(Stored data entries)
-- Begin --

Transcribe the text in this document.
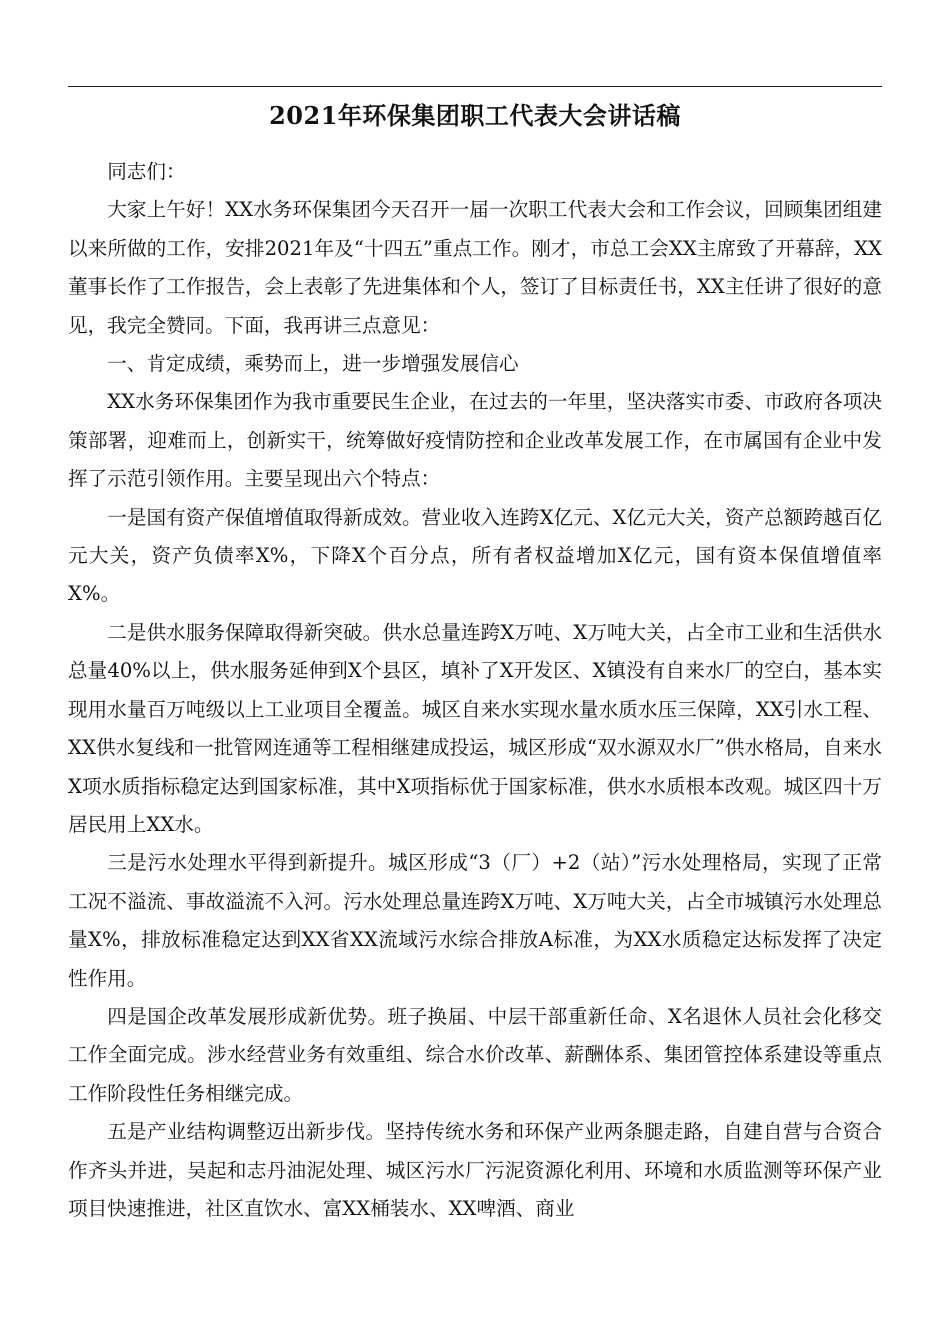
2021年环保集团职工代表大会讲话稿

同志们：

大家上午好！XX水务环保集团今天召开一届一次职工代表大会和工作会议，回顾集团组建以来所做的工作，安排2021年及“十四五”重点工作。刚才，市总工会XX主席致了开幕辞，XX董事长作了工作报告，会上表彰了先进集体和个人，签订了目标责任书，XX主任讲了很好的意见，我完全赞同。下面，我再讲三点意见：

一、肯定成绩，乘势而上，进一步增强发展信心

XX水务环保集团作为我市重要民生企业，在过去的一年里，坚决落实市委、市政府各项决策部署，迎难而上，创新实干，统筹做好疫情防控和企业改革发展工作，在市属国有企业中发挥了示范引领作用。主要呈现出六个特点：

一是国有资产保值增值取得新成效。营业收入连跨X亿元、X亿元大关，资产总额跨越百亿元大关，资产负债率X%，下降X个百分点，所有者权益增加X亿元，国有资本保值增值率X%。

二是供水服务保障取得新突破。供水总量连跨X万吨、X万吨大关，占全市工业和生活供水总量40%以上，供水服务延伸到X个县区，填补了X开发区、X镇没有自来水厂的空白，基本实现用水量百万吨级以上工业项目全覆盖。城区自来水实现水量水质水压三保障，XX引水工程、XX供水复线和一批管网连通等工程相继建成投运，城区形成“双水源双水厂”供水格局，自来水X项水质指标稳定达到国家标准，其中X项指标优于国家标准，供水水质根本改观。城区四十万居民用上XX水。

三是污水处理水平得到新提升。城区形成“3（厂）+2（站）”污水处理格局，实现了正常工况不溢流、事故溢流不入河。污水处理总量连跨X万吨、X万吨大关，占全市城镇污水处理总量X%，排放标准稳定达到XX省XX流域污水综合排放A标准，为XX水质稳定达标发挥了决定性作用。

四是国企改革发展形成新优势。班子换届、中层干部重新任命、X名退休人员社会化移交工作全面完成。涉水经营业务有效重组、综合水价改革、薪酬体系、集团管控体系建设等重点工作阶段性任务相继完成。

五是产业结构调整迈出新步伐。坚持传统水务和环保产业两条腿走路，自建自营与合资合作齐头并进，吴起和志丹油泥处理、城区污水厂污泥资源化利用、环境和水质监测等环保产业项目快速推进，社区直饮水、富XX桶装水、XX啤酒、商业
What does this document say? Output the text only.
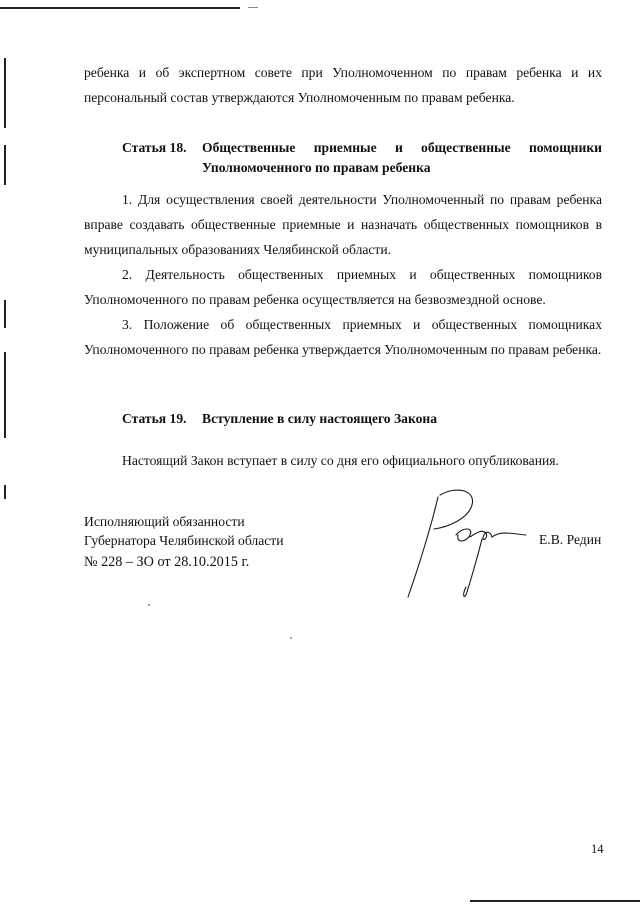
ребенка и об экспертном совете при Уполномоченном по правам ребенка и их персональный состав утверждаются Уполномоченным по правам ребенка.
Статья 18.	Общественные приемные и общественные помощники
Уполномоченного по правам ребенка
1. Для осуществления своей деятельности Уполномоченный по правам ребенка вправе создавать общественные приемные и назначать общественных помощников в муниципальных образованиях Челябинской области.
2. Деятельность общественных приемных и общественных помощников Уполномоченного по правам ребенка осуществляется на безвозмездной основе.
3. Положение об общественных приемных и общественных помощниках Уполномоченного по правам ребенка утверждается Уполномоченным по правам ребенка.
Статья 19. Вступление в силу настоящего Закона
Настоящий Закон вступает в силу со дня его официального опубликования.
Исполняющий обязанности
Губернатора Челябинской области
№ 228 – ЗО от 28.10.2015 г.
Е.В. Редин
14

-- End --

**What this task involves**
Write out every line of the preceding listing that contains "城区形成".

**Solution**
二是供水服务保障取得新突破。供水总量连跨X万吨、X万吨大关，占全市工业和生活供水总量40%以上，供水服务延伸到X个县区，填补了X开发区、X镇没有自来水厂的空白，基本实现用水量百万吨级以上工业项目全覆盖。城区自来水实现水量水质水压三保障，XX引水工程、XX供水复线和一批管网连通等工程相继建成投运，城区形成“双水源双水厂”供水格局，自来水X项水质指标稳定达到国家标准，其中X项指标优于国家标准，供水水质根本改观。城区四十万居民用上XX水。
三是污水处理水平得到新提升。城区形成“3（厂）+2（站）”污水处理格局，实现了正常工况不溢流、事故溢流不入河。污水处理总量连跨X万吨、X万吨大关，占全市城镇污水处理总量X%，排放标准稳定达到XX省XX流域污水综合排放A标准，为XX水质稳定达标发挥了决定性作用。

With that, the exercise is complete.